**Exercise directions:** Your task is to give the data again, exactly, with every line intact.

-- start --

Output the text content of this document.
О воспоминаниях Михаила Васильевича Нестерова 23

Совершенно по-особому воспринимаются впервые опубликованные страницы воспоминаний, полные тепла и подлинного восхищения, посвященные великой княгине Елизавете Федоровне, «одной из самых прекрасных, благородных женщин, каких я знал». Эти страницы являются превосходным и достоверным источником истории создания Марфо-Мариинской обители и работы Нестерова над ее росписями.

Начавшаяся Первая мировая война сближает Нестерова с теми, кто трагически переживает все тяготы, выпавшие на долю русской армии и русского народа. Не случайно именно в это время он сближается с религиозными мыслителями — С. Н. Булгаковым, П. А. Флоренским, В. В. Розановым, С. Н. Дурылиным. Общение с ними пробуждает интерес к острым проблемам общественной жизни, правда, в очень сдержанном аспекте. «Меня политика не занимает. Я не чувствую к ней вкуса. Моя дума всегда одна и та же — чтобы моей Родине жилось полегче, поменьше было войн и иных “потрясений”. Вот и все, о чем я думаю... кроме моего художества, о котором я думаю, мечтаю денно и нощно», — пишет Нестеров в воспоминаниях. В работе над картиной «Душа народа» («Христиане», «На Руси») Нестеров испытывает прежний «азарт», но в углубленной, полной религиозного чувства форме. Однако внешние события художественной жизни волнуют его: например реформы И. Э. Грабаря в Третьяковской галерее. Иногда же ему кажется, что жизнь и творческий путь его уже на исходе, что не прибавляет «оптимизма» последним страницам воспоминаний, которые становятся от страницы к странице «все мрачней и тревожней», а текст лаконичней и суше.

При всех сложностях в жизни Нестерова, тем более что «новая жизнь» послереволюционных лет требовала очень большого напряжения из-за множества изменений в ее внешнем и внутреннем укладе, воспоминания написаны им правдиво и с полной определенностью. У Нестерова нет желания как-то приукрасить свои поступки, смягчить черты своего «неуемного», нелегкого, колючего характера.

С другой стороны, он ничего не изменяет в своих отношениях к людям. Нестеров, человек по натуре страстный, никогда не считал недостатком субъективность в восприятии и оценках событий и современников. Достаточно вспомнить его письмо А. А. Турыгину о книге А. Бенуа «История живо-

-- end --

**Response to the exercise:**
Output the text content of this document.
О воспоминаниях Михаила Васильевича Нестерова 23

Совершенно по-особому воспринимаются впервые опубликованные страницы воспоминаний, полные тепла и подлинного восхищения, посвященные великой княгине Елизавете Федоровне, «одной из самых прекрасных, благородных женщин, каких я знал». Эти страницы являются превосходным и достоверным источником истории создания Марфо-Мариинской обители и работы Нестерова над ее росписями.

Начавшаяся Первая мировая война сближает Нестерова с теми, кто трагически переживает все тяготы, выпавшие на долю русской армии и русского народа. Не случайно именно в это время он сближается с религиозными мыслителями — С. Н. Булгаковым, П. А. Флоренским, В. В. Розановым, С. Н. Дурылиным. Общение с ними пробуждает интерес к острым проблемам общественной жизни, правда, в очень сдержанном аспекте. «Меня политика не занимает. Я не чувствую к ней вкуса. Моя дума всегда одна и та же — чтобы моей Родине жилось полегче, поменьше было войн и иных “потрясений”. Вот и все, о чем я думаю... кроме моего художества, о котором я думаю, мечтаю денно и нощно», — пишет Нестеров в воспоминаниях. В работе над картиной «Душа народа» («Христиане», «На Руси») Нестеров испытывает прежний «азарт», но в углубленной, полной религиозного чувства форме. Однако внешние события художественной жизни волнуют его: например реформы И. Э. Грабаря в Третьяковской галерее. Иногда же ему кажется, что жизнь и творческий путь его уже на исходе, что не прибавляет «оптимизма» последним страницам воспоминаний, которые становятся от страницы к странице «все мрачней и тревожней», а текст лаконичней и суше.

При всех сложностях в жизни Нестерова, тем более что «новая жизнь» послереволюционных лет требовала очень большого напряжения из-за множества изменений в ее внешнем и внутреннем укладе, воспоминания написаны им правдиво и с полной определенностью. У Нестерова нет желания как-то приукрасить свои поступки, смягчить черты своего «неуемного», нелегкого, колючего характера.

С другой стороны, он ничего не изменяет в своих отношениях к людям. Нестеров, человек по натуре страстный, никогда не считал недостатком субъективность в восприятии и оценках событий и современников. Достаточно вспомнить его письмо А. А. Турыгину о книге А. Бенуа «История живо-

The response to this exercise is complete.